Work required
Which lines in the records below contain the word "here"? Copy each one out.

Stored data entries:

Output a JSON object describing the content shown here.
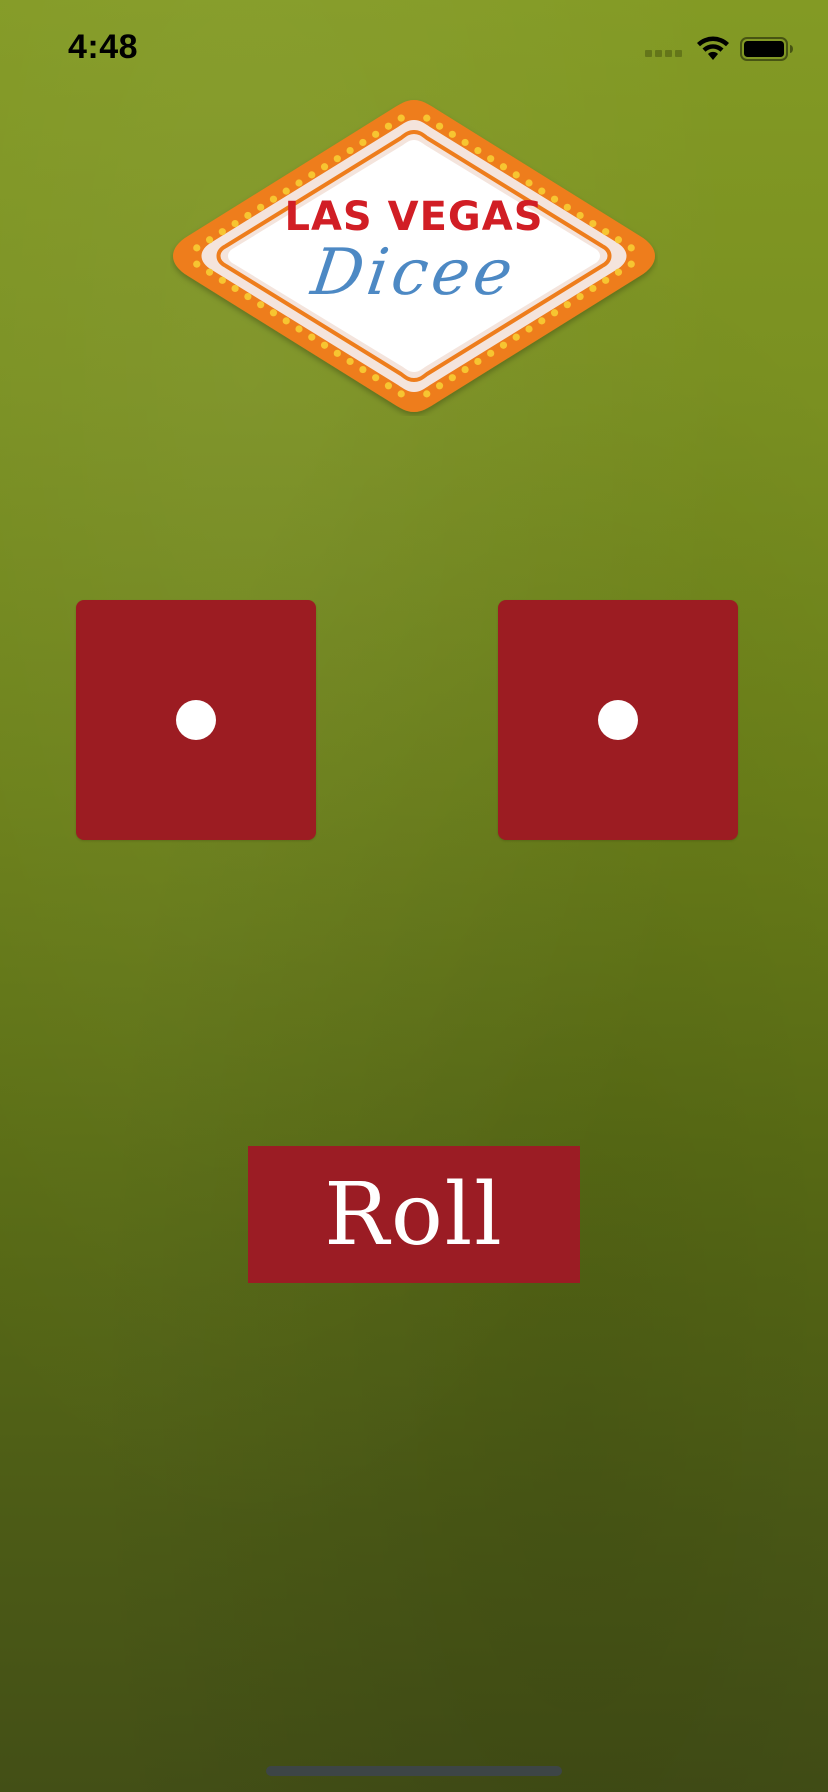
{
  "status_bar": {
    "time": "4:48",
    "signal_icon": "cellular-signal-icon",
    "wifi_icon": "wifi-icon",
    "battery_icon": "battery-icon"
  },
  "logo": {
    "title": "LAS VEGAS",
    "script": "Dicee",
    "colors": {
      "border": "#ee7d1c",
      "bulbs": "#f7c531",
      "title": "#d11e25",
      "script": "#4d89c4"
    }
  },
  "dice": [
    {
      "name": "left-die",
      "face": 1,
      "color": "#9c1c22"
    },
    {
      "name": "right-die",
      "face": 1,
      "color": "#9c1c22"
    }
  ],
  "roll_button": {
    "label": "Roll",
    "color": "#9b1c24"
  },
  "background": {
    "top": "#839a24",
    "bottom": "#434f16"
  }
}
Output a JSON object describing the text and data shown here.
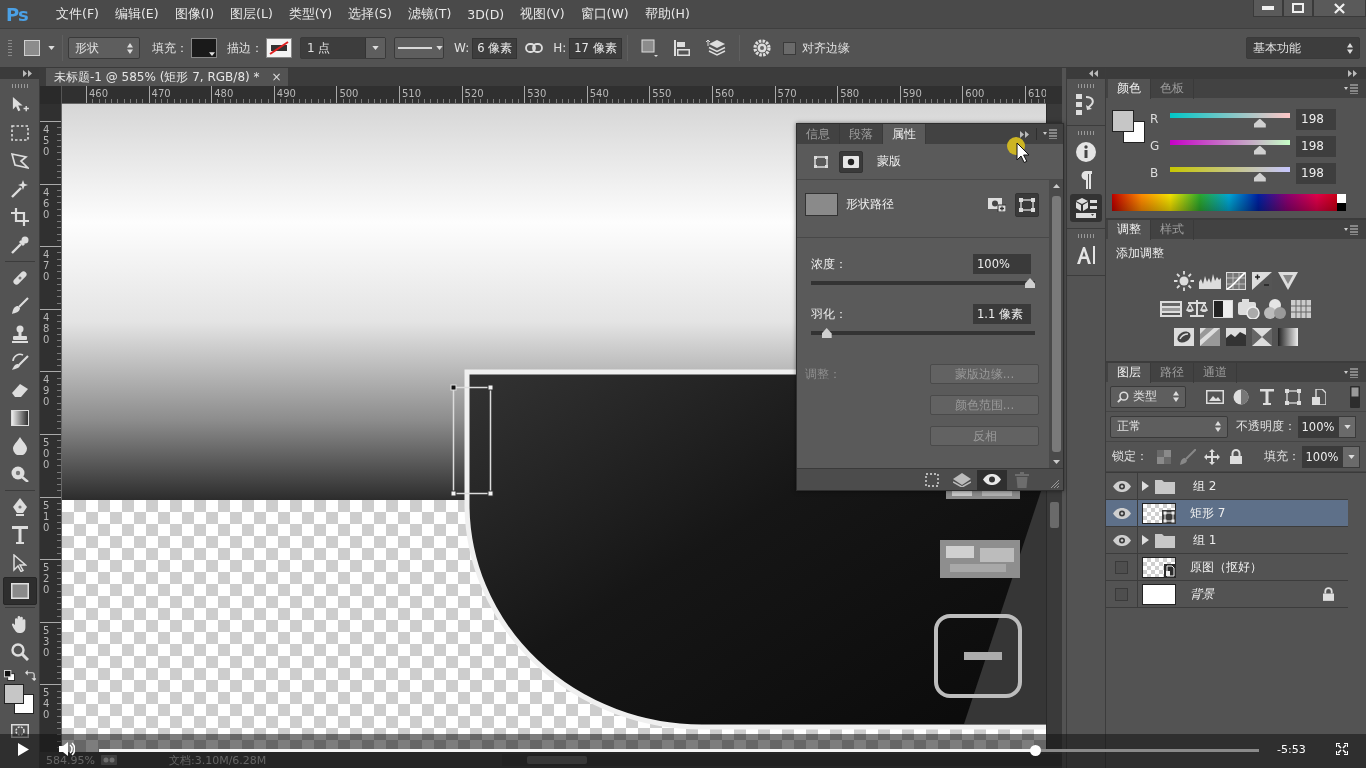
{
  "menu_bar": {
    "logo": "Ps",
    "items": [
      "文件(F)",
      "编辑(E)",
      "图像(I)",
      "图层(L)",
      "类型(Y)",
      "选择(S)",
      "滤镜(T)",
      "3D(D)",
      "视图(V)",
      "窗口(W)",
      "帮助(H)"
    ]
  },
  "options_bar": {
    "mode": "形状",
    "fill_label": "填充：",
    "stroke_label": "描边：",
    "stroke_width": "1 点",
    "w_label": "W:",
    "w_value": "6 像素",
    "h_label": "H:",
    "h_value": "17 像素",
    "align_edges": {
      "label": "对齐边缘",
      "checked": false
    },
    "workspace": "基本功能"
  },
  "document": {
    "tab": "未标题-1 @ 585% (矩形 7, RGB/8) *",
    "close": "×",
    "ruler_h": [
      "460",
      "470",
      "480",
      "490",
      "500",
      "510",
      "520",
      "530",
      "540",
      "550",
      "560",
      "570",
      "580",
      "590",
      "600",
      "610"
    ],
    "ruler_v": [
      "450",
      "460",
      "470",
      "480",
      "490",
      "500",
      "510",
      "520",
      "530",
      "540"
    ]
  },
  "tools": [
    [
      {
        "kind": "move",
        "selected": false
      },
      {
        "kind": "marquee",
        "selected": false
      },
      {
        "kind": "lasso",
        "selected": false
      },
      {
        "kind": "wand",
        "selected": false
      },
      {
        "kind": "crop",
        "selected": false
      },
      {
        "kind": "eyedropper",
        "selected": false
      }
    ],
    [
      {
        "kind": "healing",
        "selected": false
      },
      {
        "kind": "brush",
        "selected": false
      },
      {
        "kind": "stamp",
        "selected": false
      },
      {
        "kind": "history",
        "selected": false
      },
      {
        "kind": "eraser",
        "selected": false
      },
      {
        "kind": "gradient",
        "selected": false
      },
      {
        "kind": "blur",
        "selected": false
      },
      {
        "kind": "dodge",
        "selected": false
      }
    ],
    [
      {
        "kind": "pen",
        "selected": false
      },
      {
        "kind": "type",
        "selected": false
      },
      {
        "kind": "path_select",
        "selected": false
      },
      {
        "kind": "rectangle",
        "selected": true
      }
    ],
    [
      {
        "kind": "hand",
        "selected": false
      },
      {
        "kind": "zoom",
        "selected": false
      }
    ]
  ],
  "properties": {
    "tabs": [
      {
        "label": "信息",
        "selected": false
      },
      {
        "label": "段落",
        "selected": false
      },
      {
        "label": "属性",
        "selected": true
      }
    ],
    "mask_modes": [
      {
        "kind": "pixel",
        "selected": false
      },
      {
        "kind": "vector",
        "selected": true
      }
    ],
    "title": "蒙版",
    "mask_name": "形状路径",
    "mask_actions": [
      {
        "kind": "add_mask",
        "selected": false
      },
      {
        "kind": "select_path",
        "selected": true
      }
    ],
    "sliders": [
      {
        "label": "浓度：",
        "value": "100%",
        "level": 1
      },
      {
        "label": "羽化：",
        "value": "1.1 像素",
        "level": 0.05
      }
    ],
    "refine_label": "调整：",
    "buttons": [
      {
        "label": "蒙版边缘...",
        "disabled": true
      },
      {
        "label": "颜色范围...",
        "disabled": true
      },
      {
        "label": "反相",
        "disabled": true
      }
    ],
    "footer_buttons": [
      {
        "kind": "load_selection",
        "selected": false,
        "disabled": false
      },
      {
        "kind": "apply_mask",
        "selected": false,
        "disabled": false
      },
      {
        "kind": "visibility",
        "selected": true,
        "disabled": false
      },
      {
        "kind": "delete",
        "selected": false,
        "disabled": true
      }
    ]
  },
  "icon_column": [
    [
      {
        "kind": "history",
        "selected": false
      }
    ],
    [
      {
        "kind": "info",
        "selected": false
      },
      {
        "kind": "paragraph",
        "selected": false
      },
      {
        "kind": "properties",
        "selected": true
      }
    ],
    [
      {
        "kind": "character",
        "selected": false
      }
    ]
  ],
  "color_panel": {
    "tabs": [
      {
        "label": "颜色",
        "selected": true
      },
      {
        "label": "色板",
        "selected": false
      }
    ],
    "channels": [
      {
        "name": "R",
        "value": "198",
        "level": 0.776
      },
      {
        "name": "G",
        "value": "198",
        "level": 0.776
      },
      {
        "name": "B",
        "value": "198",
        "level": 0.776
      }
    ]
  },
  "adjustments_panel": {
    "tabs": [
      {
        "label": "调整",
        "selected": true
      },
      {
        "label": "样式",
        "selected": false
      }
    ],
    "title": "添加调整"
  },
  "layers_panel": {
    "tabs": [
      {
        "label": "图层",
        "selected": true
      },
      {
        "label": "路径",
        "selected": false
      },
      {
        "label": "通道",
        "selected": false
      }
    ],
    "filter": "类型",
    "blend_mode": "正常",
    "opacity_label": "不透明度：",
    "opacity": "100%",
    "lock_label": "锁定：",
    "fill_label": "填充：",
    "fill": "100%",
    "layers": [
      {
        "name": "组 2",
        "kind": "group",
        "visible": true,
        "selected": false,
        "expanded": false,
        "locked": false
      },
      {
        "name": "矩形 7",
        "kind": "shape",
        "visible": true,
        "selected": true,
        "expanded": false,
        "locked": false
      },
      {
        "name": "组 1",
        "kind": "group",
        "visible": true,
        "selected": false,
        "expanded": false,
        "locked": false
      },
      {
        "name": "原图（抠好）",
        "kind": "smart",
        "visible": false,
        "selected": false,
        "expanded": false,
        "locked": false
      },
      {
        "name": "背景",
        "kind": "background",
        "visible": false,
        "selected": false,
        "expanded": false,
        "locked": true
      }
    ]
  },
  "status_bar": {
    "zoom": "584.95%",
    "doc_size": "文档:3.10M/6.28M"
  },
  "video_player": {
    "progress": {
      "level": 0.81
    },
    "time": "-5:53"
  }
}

Finished task
Output a JSON object describing the content shown here.
Output a JSON object describing the text and data shown here.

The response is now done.